[Saved entries]
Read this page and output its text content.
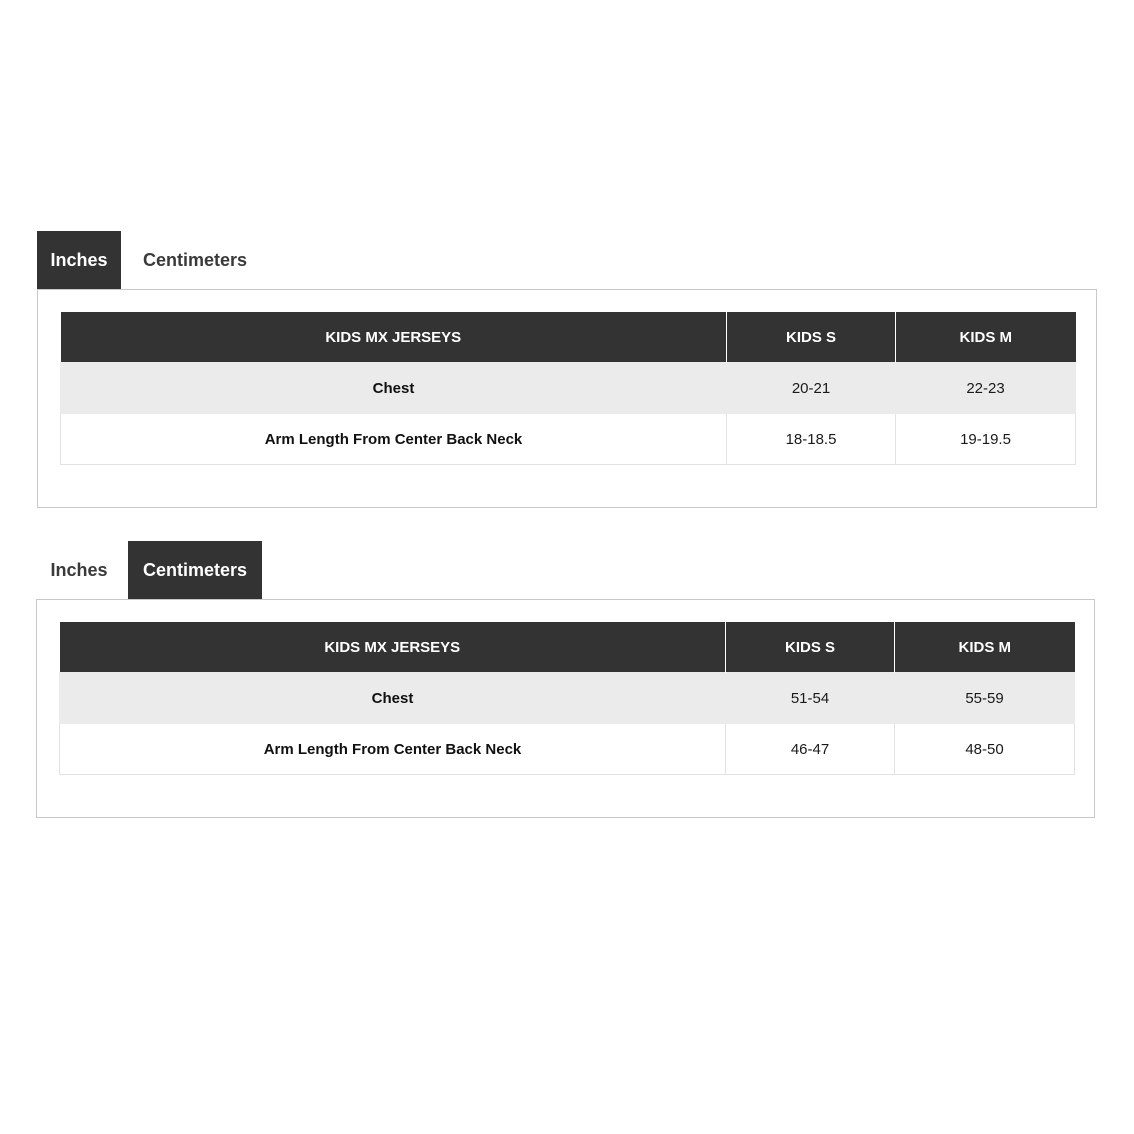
Inches	Centimeters
KIDS MX JERSEYS	KIDS S	KIDS M
Chest	20-21	22-23
Arm Length From Center Back Neck	18-18.5	19-19.5
Inches	Centimeters
KIDS MX JERSEYS	KIDS S	KIDS M
Chest	51-54	55-59
Arm Length From Center Back Neck	46-47	48-50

## Given exercise
Take every line from the data above that holds "Neck" and copy it out.

## Task answer
Arm Length From Center Back Neck	18-18.5	19-19.5
Arm Length From Center Back Neck	46-47	48-50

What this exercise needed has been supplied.